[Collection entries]
#####

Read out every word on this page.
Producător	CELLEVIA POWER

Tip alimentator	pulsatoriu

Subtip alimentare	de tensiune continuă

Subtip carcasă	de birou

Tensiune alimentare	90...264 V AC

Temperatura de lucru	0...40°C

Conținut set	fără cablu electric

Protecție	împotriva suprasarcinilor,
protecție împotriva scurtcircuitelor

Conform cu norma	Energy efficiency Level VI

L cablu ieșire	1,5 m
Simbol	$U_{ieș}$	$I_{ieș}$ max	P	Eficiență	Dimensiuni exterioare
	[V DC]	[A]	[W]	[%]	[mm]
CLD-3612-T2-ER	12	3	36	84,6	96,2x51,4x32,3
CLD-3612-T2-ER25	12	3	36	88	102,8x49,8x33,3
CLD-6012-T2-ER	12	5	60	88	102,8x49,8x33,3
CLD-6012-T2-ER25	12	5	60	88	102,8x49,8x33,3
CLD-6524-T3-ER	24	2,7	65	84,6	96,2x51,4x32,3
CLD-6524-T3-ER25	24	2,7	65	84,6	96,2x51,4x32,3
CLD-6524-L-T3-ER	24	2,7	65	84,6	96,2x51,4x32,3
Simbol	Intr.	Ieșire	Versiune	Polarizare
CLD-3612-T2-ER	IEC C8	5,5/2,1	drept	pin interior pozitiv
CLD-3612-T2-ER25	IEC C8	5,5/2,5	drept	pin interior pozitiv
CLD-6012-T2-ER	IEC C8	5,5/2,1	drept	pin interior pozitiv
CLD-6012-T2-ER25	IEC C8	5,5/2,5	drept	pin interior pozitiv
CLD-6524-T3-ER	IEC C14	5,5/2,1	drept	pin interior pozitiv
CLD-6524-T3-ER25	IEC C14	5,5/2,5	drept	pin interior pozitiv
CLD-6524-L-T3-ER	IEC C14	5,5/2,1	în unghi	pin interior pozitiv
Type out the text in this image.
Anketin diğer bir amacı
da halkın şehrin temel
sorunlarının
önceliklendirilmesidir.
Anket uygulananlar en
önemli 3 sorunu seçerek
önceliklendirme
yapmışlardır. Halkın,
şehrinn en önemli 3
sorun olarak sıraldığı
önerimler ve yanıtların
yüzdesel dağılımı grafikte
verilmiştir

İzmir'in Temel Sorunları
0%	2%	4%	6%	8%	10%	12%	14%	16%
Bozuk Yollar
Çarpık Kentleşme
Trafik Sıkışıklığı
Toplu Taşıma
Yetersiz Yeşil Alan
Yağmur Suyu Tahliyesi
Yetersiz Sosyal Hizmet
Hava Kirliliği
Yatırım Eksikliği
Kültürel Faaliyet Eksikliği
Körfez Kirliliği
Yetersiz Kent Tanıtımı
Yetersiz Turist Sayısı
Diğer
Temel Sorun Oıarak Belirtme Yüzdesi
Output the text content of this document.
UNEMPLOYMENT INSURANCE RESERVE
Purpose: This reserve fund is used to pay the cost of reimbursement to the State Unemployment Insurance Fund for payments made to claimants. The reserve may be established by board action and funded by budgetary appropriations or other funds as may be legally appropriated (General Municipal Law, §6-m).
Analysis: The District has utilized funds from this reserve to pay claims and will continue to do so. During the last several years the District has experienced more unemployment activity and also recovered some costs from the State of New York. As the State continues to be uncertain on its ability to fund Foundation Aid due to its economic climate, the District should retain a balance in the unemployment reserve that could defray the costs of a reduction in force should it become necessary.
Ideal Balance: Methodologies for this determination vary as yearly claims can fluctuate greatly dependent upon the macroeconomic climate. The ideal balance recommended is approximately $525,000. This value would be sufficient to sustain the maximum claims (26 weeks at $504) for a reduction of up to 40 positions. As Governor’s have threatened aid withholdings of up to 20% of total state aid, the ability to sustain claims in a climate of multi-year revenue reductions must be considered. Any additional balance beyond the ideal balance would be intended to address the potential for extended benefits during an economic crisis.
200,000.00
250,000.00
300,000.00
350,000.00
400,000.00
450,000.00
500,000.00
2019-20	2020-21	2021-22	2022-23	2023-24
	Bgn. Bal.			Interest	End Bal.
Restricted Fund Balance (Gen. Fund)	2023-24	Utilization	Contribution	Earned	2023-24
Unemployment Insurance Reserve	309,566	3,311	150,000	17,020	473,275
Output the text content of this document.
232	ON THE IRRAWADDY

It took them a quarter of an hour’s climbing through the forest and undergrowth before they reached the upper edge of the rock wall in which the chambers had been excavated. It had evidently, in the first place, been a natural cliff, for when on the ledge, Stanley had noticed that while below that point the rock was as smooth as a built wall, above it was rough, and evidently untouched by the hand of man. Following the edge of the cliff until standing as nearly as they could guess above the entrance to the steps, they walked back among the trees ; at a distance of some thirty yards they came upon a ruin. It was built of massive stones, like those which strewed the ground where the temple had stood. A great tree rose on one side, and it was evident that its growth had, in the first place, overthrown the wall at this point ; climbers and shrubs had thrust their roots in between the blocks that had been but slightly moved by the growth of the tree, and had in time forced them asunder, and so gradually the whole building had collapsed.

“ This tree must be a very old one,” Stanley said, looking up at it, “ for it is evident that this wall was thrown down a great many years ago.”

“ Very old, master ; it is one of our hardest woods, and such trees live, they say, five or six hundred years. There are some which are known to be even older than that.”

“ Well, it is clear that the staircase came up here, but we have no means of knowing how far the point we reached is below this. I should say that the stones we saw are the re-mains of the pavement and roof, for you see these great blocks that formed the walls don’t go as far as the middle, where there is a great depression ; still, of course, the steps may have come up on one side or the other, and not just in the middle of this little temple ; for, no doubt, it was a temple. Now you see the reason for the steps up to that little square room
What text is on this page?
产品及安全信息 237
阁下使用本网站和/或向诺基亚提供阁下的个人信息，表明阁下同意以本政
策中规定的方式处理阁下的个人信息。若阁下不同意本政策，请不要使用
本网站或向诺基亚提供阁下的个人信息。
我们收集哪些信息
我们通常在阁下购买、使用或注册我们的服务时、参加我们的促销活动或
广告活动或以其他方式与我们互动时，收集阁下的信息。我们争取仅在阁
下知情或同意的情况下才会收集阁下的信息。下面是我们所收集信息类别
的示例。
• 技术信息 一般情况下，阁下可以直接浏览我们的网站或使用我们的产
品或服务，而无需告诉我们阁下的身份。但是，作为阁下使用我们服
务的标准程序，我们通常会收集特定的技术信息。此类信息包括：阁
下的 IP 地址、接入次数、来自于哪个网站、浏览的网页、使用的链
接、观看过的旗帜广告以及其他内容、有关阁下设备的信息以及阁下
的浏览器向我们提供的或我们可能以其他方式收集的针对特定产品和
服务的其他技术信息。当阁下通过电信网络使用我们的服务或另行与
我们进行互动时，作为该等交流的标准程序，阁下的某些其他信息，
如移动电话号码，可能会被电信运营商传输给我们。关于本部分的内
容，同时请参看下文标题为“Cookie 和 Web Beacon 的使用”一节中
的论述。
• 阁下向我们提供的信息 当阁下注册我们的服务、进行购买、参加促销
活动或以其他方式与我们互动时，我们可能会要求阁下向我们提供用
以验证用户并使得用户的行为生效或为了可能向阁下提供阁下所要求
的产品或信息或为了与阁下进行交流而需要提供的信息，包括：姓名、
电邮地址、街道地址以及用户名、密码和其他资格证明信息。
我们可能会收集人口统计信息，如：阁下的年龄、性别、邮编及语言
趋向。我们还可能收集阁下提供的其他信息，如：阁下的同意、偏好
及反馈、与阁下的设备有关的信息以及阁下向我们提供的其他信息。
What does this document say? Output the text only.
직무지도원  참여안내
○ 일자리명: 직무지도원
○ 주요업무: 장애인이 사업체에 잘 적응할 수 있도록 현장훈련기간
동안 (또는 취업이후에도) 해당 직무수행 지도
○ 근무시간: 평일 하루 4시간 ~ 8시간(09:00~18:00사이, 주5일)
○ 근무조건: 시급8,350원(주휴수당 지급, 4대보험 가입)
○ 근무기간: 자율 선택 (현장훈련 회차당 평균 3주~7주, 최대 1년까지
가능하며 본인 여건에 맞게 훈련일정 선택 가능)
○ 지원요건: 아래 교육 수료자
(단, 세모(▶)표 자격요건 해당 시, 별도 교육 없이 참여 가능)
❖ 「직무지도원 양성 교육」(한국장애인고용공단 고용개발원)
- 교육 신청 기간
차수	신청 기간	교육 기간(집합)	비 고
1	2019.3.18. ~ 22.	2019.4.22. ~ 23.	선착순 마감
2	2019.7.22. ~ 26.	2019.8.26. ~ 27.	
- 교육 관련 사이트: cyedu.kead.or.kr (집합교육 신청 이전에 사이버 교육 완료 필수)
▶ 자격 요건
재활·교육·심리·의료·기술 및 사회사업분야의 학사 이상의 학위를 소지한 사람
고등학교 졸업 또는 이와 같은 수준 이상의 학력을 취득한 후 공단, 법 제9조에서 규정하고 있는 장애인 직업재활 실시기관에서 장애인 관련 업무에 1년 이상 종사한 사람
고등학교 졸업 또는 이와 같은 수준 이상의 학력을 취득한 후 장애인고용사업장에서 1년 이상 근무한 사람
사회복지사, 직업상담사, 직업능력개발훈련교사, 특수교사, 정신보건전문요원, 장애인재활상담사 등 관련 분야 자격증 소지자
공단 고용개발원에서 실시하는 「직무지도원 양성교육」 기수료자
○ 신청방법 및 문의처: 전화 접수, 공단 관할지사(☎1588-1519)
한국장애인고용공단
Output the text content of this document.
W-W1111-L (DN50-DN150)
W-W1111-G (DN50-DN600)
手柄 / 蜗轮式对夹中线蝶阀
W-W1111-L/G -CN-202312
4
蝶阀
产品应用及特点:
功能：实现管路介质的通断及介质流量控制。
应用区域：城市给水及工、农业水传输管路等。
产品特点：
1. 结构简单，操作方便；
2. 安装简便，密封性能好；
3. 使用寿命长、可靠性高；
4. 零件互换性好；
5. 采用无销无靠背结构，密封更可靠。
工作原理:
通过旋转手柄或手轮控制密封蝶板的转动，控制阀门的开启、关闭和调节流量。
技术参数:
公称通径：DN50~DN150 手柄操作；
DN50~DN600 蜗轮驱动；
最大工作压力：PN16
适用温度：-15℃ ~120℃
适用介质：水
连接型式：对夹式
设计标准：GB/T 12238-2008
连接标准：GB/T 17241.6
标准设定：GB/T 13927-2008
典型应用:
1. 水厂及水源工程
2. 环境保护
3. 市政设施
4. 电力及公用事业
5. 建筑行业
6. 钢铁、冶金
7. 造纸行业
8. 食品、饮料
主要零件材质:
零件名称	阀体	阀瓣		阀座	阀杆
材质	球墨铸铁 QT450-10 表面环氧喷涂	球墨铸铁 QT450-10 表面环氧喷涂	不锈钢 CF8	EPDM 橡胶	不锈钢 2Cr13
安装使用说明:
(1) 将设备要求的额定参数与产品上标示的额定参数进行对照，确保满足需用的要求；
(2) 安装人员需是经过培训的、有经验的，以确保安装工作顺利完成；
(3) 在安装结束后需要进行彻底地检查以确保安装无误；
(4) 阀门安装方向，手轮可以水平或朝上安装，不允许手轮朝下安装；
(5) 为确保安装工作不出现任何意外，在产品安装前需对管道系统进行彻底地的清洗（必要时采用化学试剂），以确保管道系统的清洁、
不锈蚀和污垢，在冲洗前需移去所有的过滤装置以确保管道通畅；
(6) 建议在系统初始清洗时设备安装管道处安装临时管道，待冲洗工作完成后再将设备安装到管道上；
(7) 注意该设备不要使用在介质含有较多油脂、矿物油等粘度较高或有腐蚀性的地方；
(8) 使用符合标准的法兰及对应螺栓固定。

#####

To be done
What count of lines in the listing contain the word "împotriva"? Reply with the number only.

Problem solution
2